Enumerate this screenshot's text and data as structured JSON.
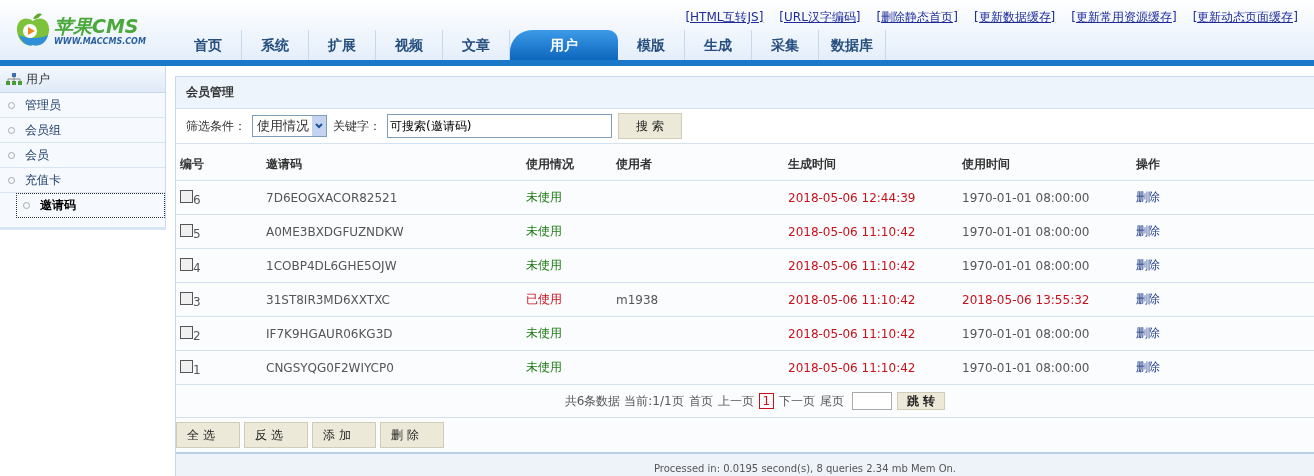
{
  "logo": {
    "title": "苹果CMS",
    "subtitle": "WWW.MACCMS.COM"
  },
  "top_links": [
    "[HTML互转JS]",
    "[URL汉字编码]",
    "[删除静态首页]",
    "[更新数据缓存]",
    "[更新常用资源缓存]",
    "[更新动态页面缓存]"
  ],
  "nav_tabs": [
    {
      "label": "首页",
      "selected": false
    },
    {
      "label": "系统",
      "selected": false
    },
    {
      "label": "扩展",
      "selected": false
    },
    {
      "label": "视频",
      "selected": false
    },
    {
      "label": "文章",
      "selected": false
    },
    {
      "label": "用户",
      "selected": true
    },
    {
      "label": "模版",
      "selected": false
    },
    {
      "label": "生成",
      "selected": false
    },
    {
      "label": "采集",
      "selected": false
    },
    {
      "label": "数据库",
      "selected": false
    }
  ],
  "sidebar": {
    "title": "用户",
    "items": [
      {
        "label": "管理员",
        "selected": false
      },
      {
        "label": "会员组",
        "selected": false
      },
      {
        "label": "会员",
        "selected": false
      },
      {
        "label": "充值卡",
        "selected": false
      },
      {
        "label": "邀请码",
        "selected": true
      }
    ]
  },
  "panel": {
    "title": "会员管理",
    "filter_label": "筛选条件：",
    "filter_value": "使用情况",
    "keyword_label": "关键字：",
    "keyword_value": "可搜索(邀请码)",
    "search_button": "搜 索"
  },
  "table": {
    "columns": [
      "编号",
      "邀请码",
      "使用情况",
      "使用者",
      "生成时间",
      "使用时间",
      "操作"
    ],
    "rows": [
      {
        "id": "6",
        "code": "7D6EOGXACOR82521",
        "status": "未使用",
        "used": false,
        "user": "",
        "created": "2018-05-06 12:44:39",
        "used_time": "1970-01-01 08:00:00",
        "action": "删除",
        "checked": false
      },
      {
        "id": "5",
        "code": "A0ME3BXDGFUZNDKW",
        "status": "未使用",
        "used": false,
        "user": "",
        "created": "2018-05-06 11:10:42",
        "used_time": "1970-01-01 08:00:00",
        "action": "删除",
        "checked": false
      },
      {
        "id": "4",
        "code": "1COBP4DL6GHE5OJW",
        "status": "未使用",
        "used": false,
        "user": "",
        "created": "2018-05-06 11:10:42",
        "used_time": "1970-01-01 08:00:00",
        "action": "删除",
        "checked": false
      },
      {
        "id": "3",
        "code": "31ST8IR3MD6XXTXC",
        "status": "已使用",
        "used": true,
        "user": "m1938",
        "created": "2018-05-06 11:10:42",
        "used_time": "2018-05-06 13:55:32",
        "action": "删除",
        "checked": false
      },
      {
        "id": "2",
        "code": "IF7K9HGAUR06KG3D",
        "status": "未使用",
        "used": false,
        "user": "",
        "created": "2018-05-06 11:10:42",
        "used_time": "1970-01-01 08:00:00",
        "action": "删除",
        "checked": false
      },
      {
        "id": "1",
        "code": "CNGSYQG0F2WIYCP0",
        "status": "未使用",
        "used": false,
        "user": "",
        "created": "2018-05-06 11:10:42",
        "used_time": "1970-01-01 08:00:00",
        "action": "删除",
        "checked": false
      }
    ]
  },
  "pagination": {
    "summary": "共6条数据 当前:1/1页",
    "first": "首页",
    "prev": "上一页",
    "pages": [
      {
        "label": "1",
        "selected": true
      }
    ],
    "next": "下一页",
    "last": "尾页",
    "jump_button": "跳 转"
  },
  "actions": [
    "全 选",
    "反 选",
    "添 加",
    "删 除"
  ],
  "footer": "Processed in: 0.0195 second(s), 8 queries 2.34 mb Mem On."
}
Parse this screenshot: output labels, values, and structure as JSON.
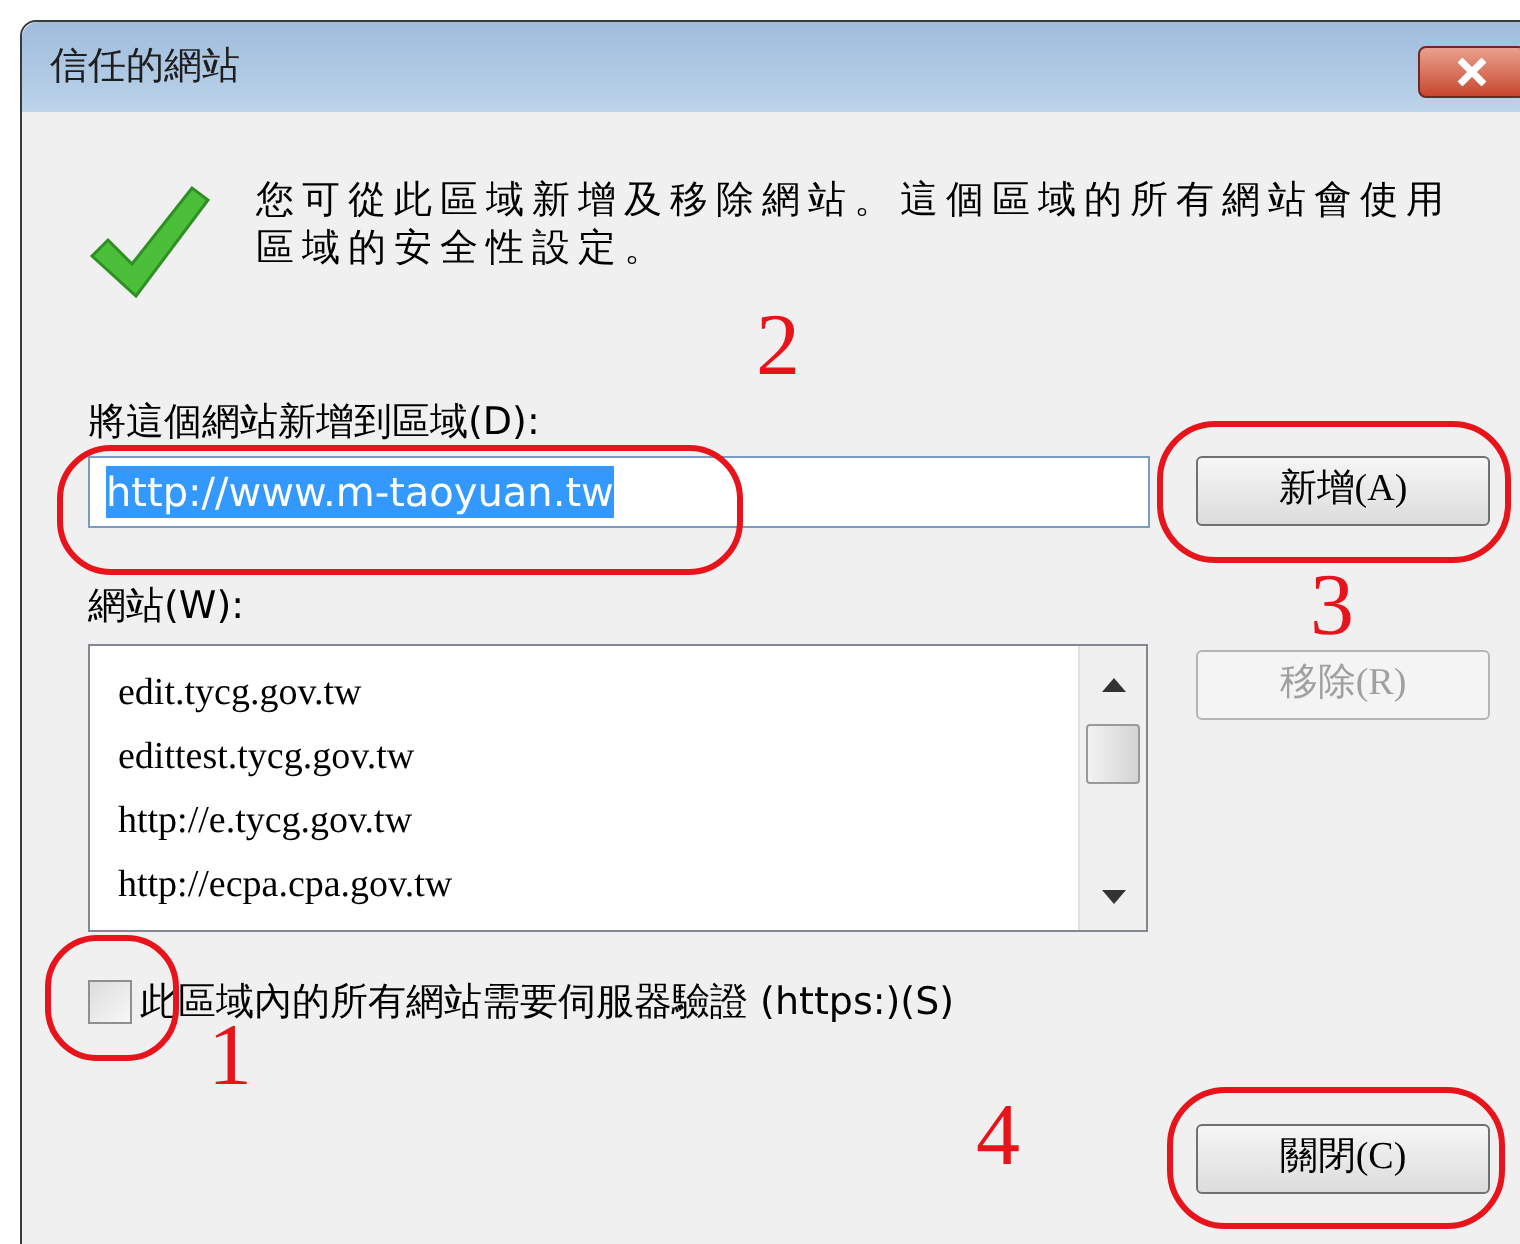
{
  "window": {
    "title": "信任的網站"
  },
  "description": "您可從此區域新增及移除網站。這個區域的所有網站會使用區域的安全性設定。",
  "add_field": {
    "label": "將這個網站新增到區域(D):",
    "value": "http://www.m-taoyuan.tw",
    "text_selected": true
  },
  "add_button": {
    "label": "新增(A)",
    "disabled": false
  },
  "sites": {
    "label": "網站(W):",
    "items": [
      {
        "text": "edit.tycg.gov.tw"
      },
      {
        "text": "edittest.tycg.gov.tw"
      },
      {
        "text": "http://e.tycg.gov.tw"
      },
      {
        "text": "http://ecpa.cpa.gov.tw"
      }
    ]
  },
  "remove_button": {
    "label": "移除(R)",
    "disabled": true
  },
  "https_checkbox": {
    "label": "此區域內的所有網站需要伺服器驗證 (https:)(S)",
    "checked": false
  },
  "close_button": {
    "label": "關閉(C)",
    "disabled": false
  },
  "annotations": [
    {
      "number": "2"
    },
    {
      "number": "3"
    },
    {
      "number": "1"
    },
    {
      "number": "4"
    }
  ]
}
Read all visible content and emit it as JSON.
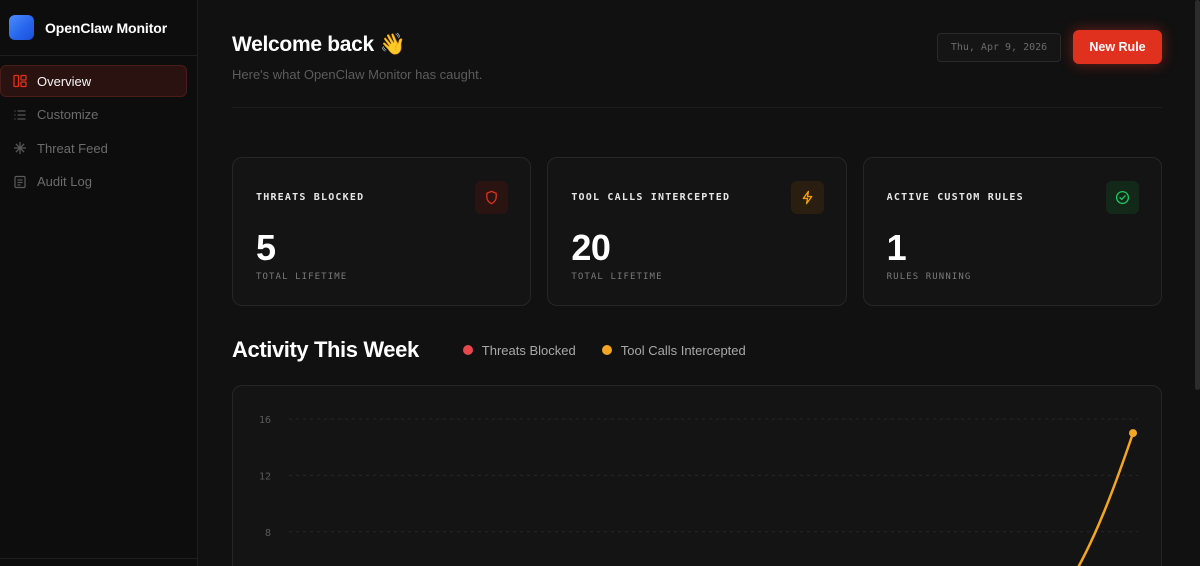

§ TASK: Print each entry shown above with exact wording and no pictures.

§ TASK OUTPUT:
Enumerate this screenshot's text and data as structured JSON.
{
  "logo": {
    "title": "苹果CMS",
    "subtitle": "WWW.MACCMS.COM"
  },
  "top_links": [
    "[HTML互转JS]",
    "[URL汉字编码]",
    "[删除静态首页]",
    "[更新数据缓存]",
    "[更新常用资源缓存]",
    "[更新动态页面缓存]"
  ],
  "nav_tabs": [
    {
      "label": "首页",
      "selected": false
    },
    {
      "label": "系统",
      "selected": false
    },
    {
      "label": "扩展",
      "selected": false
    },
    {
      "label": "视频",
      "selected": false
    },
    {
      "label": "文章",
      "selected": false
    },
    {
      "label": "用户",
      "selected": true
    },
    {
      "label": "模版",
      "selected": false
    },
    {
      "label": "生成",
      "selected": false
    },
    {
      "label": "采集",
      "selected": false
    },
    {
      "label": "数据库",
      "selected": false
    }
  ],
  "sidebar": {
    "title": "用户",
    "items": [
      {
        "label": "管理员",
        "selected": false
      },
      {
        "label": "会员组",
        "selected": false
      },
      {
        "label": "会员",
        "selected": false
      },
      {
        "label": "充值卡",
        "selected": false
      },
      {
        "label": "邀请码",
        "selected": true
      }
    ]
  },
  "panel": {
    "title": "会员管理",
    "filter_label": "筛选条件：",
    "filter_value": "使用情况",
    "keyword_label": "关键字：",
    "keyword_value": "可搜索(邀请码)",
    "search_button": "搜 索"
  },
  "table": {
    "columns": [
      "编号",
      "邀请码",
      "使用情况",
      "使用者",
      "生成时间",
      "使用时间",
      "操作"
    ],
    "rows": [
      {
        "id": "6",
        "code": "7D6EOGXACOR82521",
        "status": "未使用",
        "used": false,
        "user": "",
        "created": "2018-05-06 12:44:39",
        "used_time": "1970-01-01 08:00:00",
        "action": "删除",
        "checked": false
      },
      {
        "id": "5",
        "code": "A0ME3BXDGFUZNDKW",
        "status": "未使用",
        "used": false,
        "user": "",
        "created": "2018-05-06 11:10:42",
        "used_time": "1970-01-01 08:00:00",
        "action": "删除",
        "checked": false
      },
      {
        "id": "4",
        "code": "1COBP4DL6GHE5OJW",
        "status": "未使用",
        "used": false,
        "user": "",
        "created": "2018-05-06 11:10:42",
        "used_time": "1970-01-01 08:00:00",
        "action": "删除",
        "checked": false
      },
      {
        "id": "3",
        "code": "31ST8IR3MD6XXTXC",
        "status": "已使用",
        "used": true,
        "user": "m1938",
        "created": "2018-05-06 11:10:42",
        "used_time": "2018-05-06 13:55:32",
        "action": "删除",
        "checked": false
      },
      {
        "id": "2",
        "code": "IF7K9HGAUR06KG3D",
        "status": "未使用",
        "used": false,
        "user": "",
        "created": "2018-05-06 11:10:42",
        "used_time": "1970-01-01 08:00:00",
        "action": "删除",
        "checked": false
      },
      {
        "id": "1",
        "code": "CNGSYQG0F2WIYCP0",
        "status": "未使用",
        "used": false,
        "user": "",
        "created": "2018-05-06 11:10:42",
        "used_time": "1970-01-01 08:00:00",
        "action": "删除",
        "checked": false
      }
    ]
  },
  "pagination": {
    "summary": "共6条数据 当前:1/1页",
    "first": "首页",
    "prev": "上一页",
    "pages": [
      {
        "label": "1",
        "selected": true
      }
    ],
    "next": "下一页",
    "last": "尾页",
    "jump_button": "跳 转"
  },
  "actions": [
    "全 选",
    "反 选",
    "添 加",
    "删 除"
  ],
  "footer": "Processed in: 0.0195 second(s), 8 queries 2.34 mb Mem On."
}
Parse this screenshot: output labels, values, and structure as JSON.
{
  "window": {
    "title": "信任的網站"
  },
  "description": "您可從此區域新增及移除網站。這個區域的所有網站會使用區域的安全性設定。",
  "add_field": {
    "label": "將這個網站新增到區域(D):",
    "value": "http://www.m-taoyuan.tw",
    "text_selected": true
  },
  "add_button": {
    "label": "新增(A)",
    "disabled": false
  },
  "sites": {
    "label": "網站(W):",
    "items": [
      {
        "text": "edit.tycg.gov.tw"
      },
      {
        "text": "edittest.tycg.gov.tw"
      },
      {
        "text": "http://e.tycg.gov.tw"
      },
      {
        "text": "http://ecpa.cpa.gov.tw"
      }
    ]
  },
  "remove_button": {
    "label": "移除(R)",
    "disabled": true
  },
  "https_checkbox": {
    "label": "此區域內的所有網站需要伺服器驗證 (https:)(S)",
    "checked": false
  },
  "close_button": {
    "label": "關閉(C)",
    "disabled": false
  },
  "annotations": [
    {
      "number": "2"
    },
    {
      "number": "3"
    },
    {
      "number": "1"
    },
    {
      "number": "4"
    }
  ]
}
Read all visible content and emit it as JSON.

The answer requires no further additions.